## Task directions
Skip the images. Copy the records exactly as written.

[Some records]
◇ ◇ ◇ ◇ ◇

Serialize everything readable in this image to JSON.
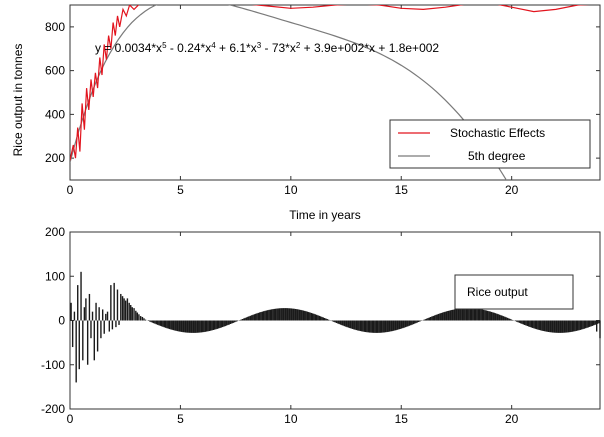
{
  "chart_data": [
    {
      "type": "line",
      "title": "",
      "xlabel": "Time in years",
      "ylabel": "Rice output in tonnes",
      "xlim": [
        0,
        24
      ],
      "ylim": [
        100,
        900
      ],
      "xticks": [
        0,
        5,
        10,
        15,
        20
      ],
      "yticks": [
        200,
        400,
        600,
        800
      ],
      "equation": {
        "parts": [
          {
            "t": "y = 0.0034*x"
          },
          {
            "sup": "5"
          },
          {
            "t": " - 0.24*x"
          },
          {
            "sup": "4"
          },
          {
            "t": " + 6.1*x"
          },
          {
            "sup": "3"
          },
          {
            "t": " - 73*x"
          },
          {
            "sup": "2"
          },
          {
            "t": " + 3.9e+002*x + 1.8e+002"
          }
        ]
      },
      "legend": {
        "position": "bottom-right",
        "entries": [
          "Stochastic Effects",
          "5th degree"
        ]
      },
      "series": [
        {
          "name": "Stochastic Effects",
          "color": "#e2141e",
          "x": [
            0,
            0.15,
            0.25,
            0.35,
            0.45,
            0.55,
            0.65,
            0.75,
            0.85,
            0.95,
            1.05,
            1.15,
            1.25,
            1.35,
            1.45,
            1.55,
            1.65,
            1.75,
            1.85,
            1.95,
            2.05,
            2.15,
            2.25,
            2.4,
            2.55,
            2.7,
            2.9,
            3.2,
            3.6,
            4,
            5,
            6,
            7,
            8,
            9,
            10,
            11,
            12,
            13,
            14,
            15,
            16,
            17,
            18,
            19,
            20,
            21,
            22,
            23,
            24
          ],
          "y": [
            190,
            260,
            200,
            340,
            230,
            450,
            330,
            520,
            420,
            560,
            480,
            590,
            520,
            660,
            580,
            720,
            650,
            760,
            700,
            820,
            760,
            850,
            800,
            880,
            850,
            900,
            880,
            910,
            920,
            925,
            935,
            930,
            915,
            905,
            895,
            885,
            890,
            900,
            905,
            900,
            885,
            880,
            890,
            905,
            910,
            890,
            870,
            880,
            900,
            905
          ]
        },
        {
          "name": "5th degree",
          "color": "#7a7a7a",
          "fit": "poly5"
        }
      ]
    },
    {
      "type": "bar",
      "title": "",
      "xlabel": "",
      "ylabel": "",
      "xlim": [
        0,
        24
      ],
      "ylim": [
        -200,
        200
      ],
      "xticks": [
        0,
        5,
        10,
        15,
        20
      ],
      "yticks": [
        -200,
        -100,
        0,
        100,
        200
      ],
      "legend": {
        "position": "top-right",
        "entries": [
          "Rice output"
        ]
      },
      "series": [
        {
          "name": "Rice output",
          "color": "#1a1a1a",
          "x": [
            0.05,
            0.12,
            0.2,
            0.28,
            0.35,
            0.42,
            0.5,
            0.58,
            0.65,
            0.72,
            0.8,
            0.88,
            0.95,
            1.02,
            1.1,
            1.18,
            1.25,
            1.32,
            1.4,
            1.48,
            1.55,
            1.62,
            1.7,
            1.78,
            1.85,
            1.92,
            2.0,
            2.08,
            2.15,
            2.22,
            2.3,
            2.38,
            2.45,
            2.52,
            2.6,
            2.68,
            2.75,
            2.82,
            2.9,
            2.98,
            3.05,
            3.12,
            3.2,
            3.28,
            3.35,
            3.42,
            3.5
          ],
          "y": [
            40,
            -60,
            20,
            -140,
            80,
            -110,
            110,
            -90,
            30,
            50,
            -100,
            60,
            -40,
            20,
            -90,
            40,
            -70,
            30,
            -40,
            25,
            -30,
            15,
            20,
            -25,
            80,
            -20,
            85,
            -15,
            70,
            -10,
            60,
            55,
            50,
            45,
            50,
            40,
            35,
            30,
            28,
            22,
            18,
            14,
            10,
            8,
            5,
            2,
            0
          ]
        }
      ]
    }
  ]
}
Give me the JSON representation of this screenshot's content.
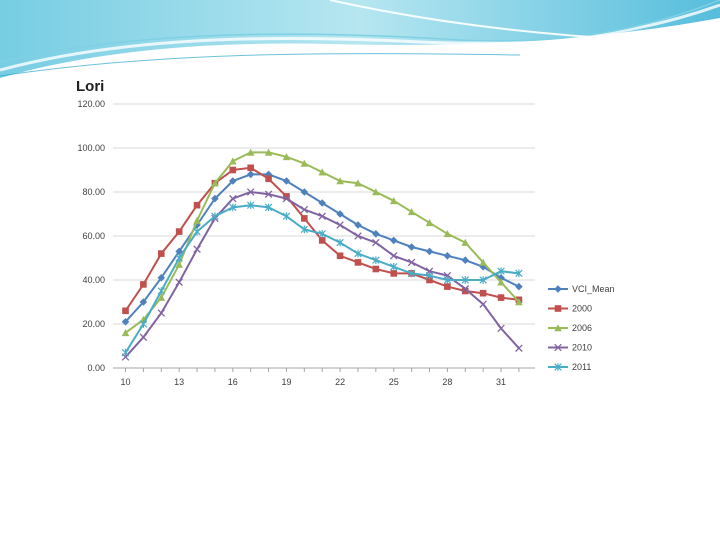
{
  "chart_data": {
    "type": "line",
    "title": "Lori",
    "xlabel": "",
    "ylabel": "",
    "ylim": [
      0,
      120
    ],
    "yticks": [
      "120.00",
      "100.00",
      "80.00",
      "60.00",
      "40.00",
      "20.00",
      "0.00"
    ],
    "xticks": [
      "10",
      "13",
      "16",
      "19",
      "22",
      "25",
      "28",
      "31"
    ],
    "x": [
      10,
      11,
      12,
      13,
      14,
      15,
      16,
      17,
      18,
      19,
      20,
      21,
      22,
      23,
      24,
      25,
      26,
      27,
      28,
      29,
      30,
      31,
      32
    ],
    "legend_position": "right",
    "series": [
      {
        "name": "VCI_Mean",
        "color": "#4F81BD",
        "marker": "diamond",
        "values": [
          21,
          30,
          41,
          53,
          65,
          77,
          85,
          88,
          88,
          85,
          80,
          75,
          70,
          65,
          61,
          58,
          55,
          53,
          51,
          49,
          46,
          41,
          37
        ]
      },
      {
        "name": "2000",
        "color": "#C0504D",
        "marker": "square",
        "values": [
          26,
          38,
          52,
          62,
          74,
          84,
          90,
          91,
          86,
          78,
          68,
          58,
          51,
          48,
          45,
          43,
          43,
          40,
          37,
          35,
          34,
          32,
          31
        ]
      },
      {
        "name": "2006",
        "color": "#9BBB59",
        "marker": "triangle",
        "values": [
          16,
          22,
          32,
          47,
          67,
          84,
          94,
          98,
          98,
          96,
          93,
          89,
          85,
          84,
          80,
          76,
          71,
          66,
          61,
          57,
          48,
          39,
          30
        ]
      },
      {
        "name": "2010",
        "color": "#8064A2",
        "marker": "x",
        "values": [
          5,
          14,
          25,
          39,
          54,
          68,
          77,
          80,
          79,
          77,
          72,
          69,
          65,
          60,
          57,
          51,
          48,
          44,
          42,
          36,
          29,
          18,
          9
        ]
      },
      {
        "name": "2011",
        "color": "#4BACC6",
        "marker": "star",
        "values": [
          7,
          20,
          35,
          50,
          62,
          69,
          73,
          74,
          73,
          69,
          63,
          61,
          57,
          52,
          49,
          46,
          43,
          42,
          40,
          40,
          40,
          44,
          43
        ]
      }
    ]
  }
}
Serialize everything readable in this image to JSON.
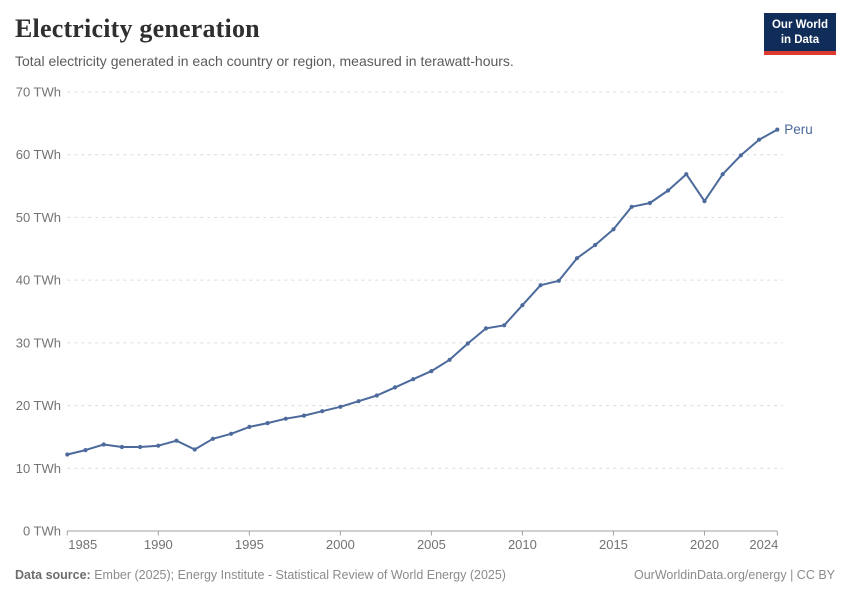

◇ ◇ ◇ ◇ ◇

## Answer to this exercise
Serialize everything readable in this image to JSON.
{
  "chart_data": [
    {
      "type": "line",
      "title": "",
      "xlabel": "Time in years",
      "ylabel": "Rice output in tonnes",
      "xlim": [
        0,
        24
      ],
      "ylim": [
        100,
        900
      ],
      "xticks": [
        0,
        5,
        10,
        15,
        20
      ],
      "yticks": [
        200,
        400,
        600,
        800
      ],
      "equation": {
        "parts": [
          {
            "t": "y = 0.0034*x"
          },
          {
            "sup": "5"
          },
          {
            "t": " - 0.24*x"
          },
          {
            "sup": "4"
          },
          {
            "t": " + 6.1*x"
          },
          {
            "sup": "3"
          },
          {
            "t": " - 73*x"
          },
          {
            "sup": "2"
          },
          {
            "t": " + 3.9e+002*x + 1.8e+002"
          }
        ]
      },
      "legend": {
        "position": "bottom-right",
        "entries": [
          "Stochastic Effects",
          "5th degree"
        ]
      },
      "series": [
        {
          "name": "Stochastic Effects",
          "color": "#e2141e",
          "x": [
            0,
            0.15,
            0.25,
            0.35,
            0.45,
            0.55,
            0.65,
            0.75,
            0.85,
            0.95,
            1.05,
            1.15,
            1.25,
            1.35,
            1.45,
            1.55,
            1.65,
            1.75,
            1.85,
            1.95,
            2.05,
            2.15,
            2.25,
            2.4,
            2.55,
            2.7,
            2.9,
            3.2,
            3.6,
            4,
            5,
            6,
            7,
            8,
            9,
            10,
            11,
            12,
            13,
            14,
            15,
            16,
            17,
            18,
            19,
            20,
            21,
            22,
            23,
            24
          ],
          "y": [
            190,
            260,
            200,
            340,
            230,
            450,
            330,
            520,
            420,
            560,
            480,
            590,
            520,
            660,
            580,
            720,
            650,
            760,
            700,
            820,
            760,
            850,
            800,
            880,
            850,
            900,
            880,
            910,
            920,
            925,
            935,
            930,
            915,
            905,
            895,
            885,
            890,
            900,
            905,
            900,
            885,
            880,
            890,
            905,
            910,
            890,
            870,
            880,
            900,
            905
          ]
        },
        {
          "name": "5th degree",
          "color": "#7a7a7a",
          "fit": "poly5"
        }
      ]
    },
    {
      "type": "bar",
      "title": "",
      "xlabel": "",
      "ylabel": "",
      "xlim": [
        0,
        24
      ],
      "ylim": [
        -200,
        200
      ],
      "xticks": [
        0,
        5,
        10,
        15,
        20
      ],
      "yticks": [
        -200,
        -100,
        0,
        100,
        200
      ],
      "legend": {
        "position": "top-right",
        "entries": [
          "Rice output"
        ]
      },
      "series": [
        {
          "name": "Rice output",
          "color": "#1a1a1a",
          "x": [
            0.05,
            0.12,
            0.2,
            0.28,
            0.35,
            0.42,
            0.5,
            0.58,
            0.65,
            0.72,
            0.8,
            0.88,
            0.95,
            1.02,
            1.1,
            1.18,
            1.25,
            1.32,
            1.4,
            1.48,
            1.55,
            1.62,
            1.7,
            1.78,
            1.85,
            1.92,
            2.0,
            2.08,
            2.15,
            2.22,
            2.3,
            2.38,
            2.45,
            2.52,
            2.6,
            2.68,
            2.75,
            2.82,
            2.9,
            2.98,
            3.05,
            3.12,
            3.2,
            3.28,
            3.35,
            3.42,
            3.5
          ],
          "y": [
            40,
            -60,
            20,
            -140,
            80,
            -110,
            110,
            -90,
            30,
            50,
            -100,
            60,
            -40,
            20,
            -90,
            40,
            -70,
            30,
            -40,
            25,
            -30,
            15,
            20,
            -25,
            80,
            -20,
            85,
            -15,
            70,
            -10,
            60,
            55,
            50,
            45,
            50,
            40,
            35,
            30,
            28,
            22,
            18,
            14,
            10,
            8,
            5,
            2,
            0
          ]
        }
      ]
    }
  ]
}
Give me the JSON representation of this screenshot's content.
{
  "chart_data": {
    "type": "line",
    "title": "Lori",
    "xlabel": "",
    "ylabel": "",
    "ylim": [
      0,
      120
    ],
    "yticks": [
      "120.00",
      "100.00",
      "80.00",
      "60.00",
      "40.00",
      "20.00",
      "0.00"
    ],
    "xticks": [
      "10",
      "13",
      "16",
      "19",
      "22",
      "25",
      "28",
      "31"
    ],
    "x": [
      10,
      11,
      12,
      13,
      14,
      15,
      16,
      17,
      18,
      19,
      20,
      21,
      22,
      23,
      24,
      25,
      26,
      27,
      28,
      29,
      30,
      31,
      32
    ],
    "legend_position": "right",
    "series": [
      {
        "name": "VCI_Mean",
        "color": "#4F81BD",
        "marker": "diamond",
        "values": [
          21,
          30,
          41,
          53,
          65,
          77,
          85,
          88,
          88,
          85,
          80,
          75,
          70,
          65,
          61,
          58,
          55,
          53,
          51,
          49,
          46,
          41,
          37
        ]
      },
      {
        "name": "2000",
        "color": "#C0504D",
        "marker": "square",
        "values": [
          26,
          38,
          52,
          62,
          74,
          84,
          90,
          91,
          86,
          78,
          68,
          58,
          51,
          48,
          45,
          43,
          43,
          40,
          37,
          35,
          34,
          32,
          31
        ]
      },
      {
        "name": "2006",
        "color": "#9BBB59",
        "marker": "triangle",
        "values": [
          16,
          22,
          32,
          47,
          67,
          84,
          94,
          98,
          98,
          96,
          93,
          89,
          85,
          84,
          80,
          76,
          71,
          66,
          61,
          57,
          48,
          39,
          30
        ]
      },
      {
        "name": "2010",
        "color": "#8064A2",
        "marker": "x",
        "values": [
          5,
          14,
          25,
          39,
          54,
          68,
          77,
          80,
          79,
          77,
          72,
          69,
          65,
          60,
          57,
          51,
          48,
          44,
          42,
          36,
          29,
          18,
          9
        ]
      },
      {
        "name": "2011",
        "color": "#4BACC6",
        "marker": "star",
        "values": [
          7,
          20,
          35,
          50,
          62,
          69,
          73,
          74,
          73,
          69,
          63,
          61,
          57,
          52,
          49,
          46,
          43,
          42,
          40,
          40,
          40,
          44,
          43
        ]
      }
    ]
  }
}
Serialize everything readable in this image to JSON.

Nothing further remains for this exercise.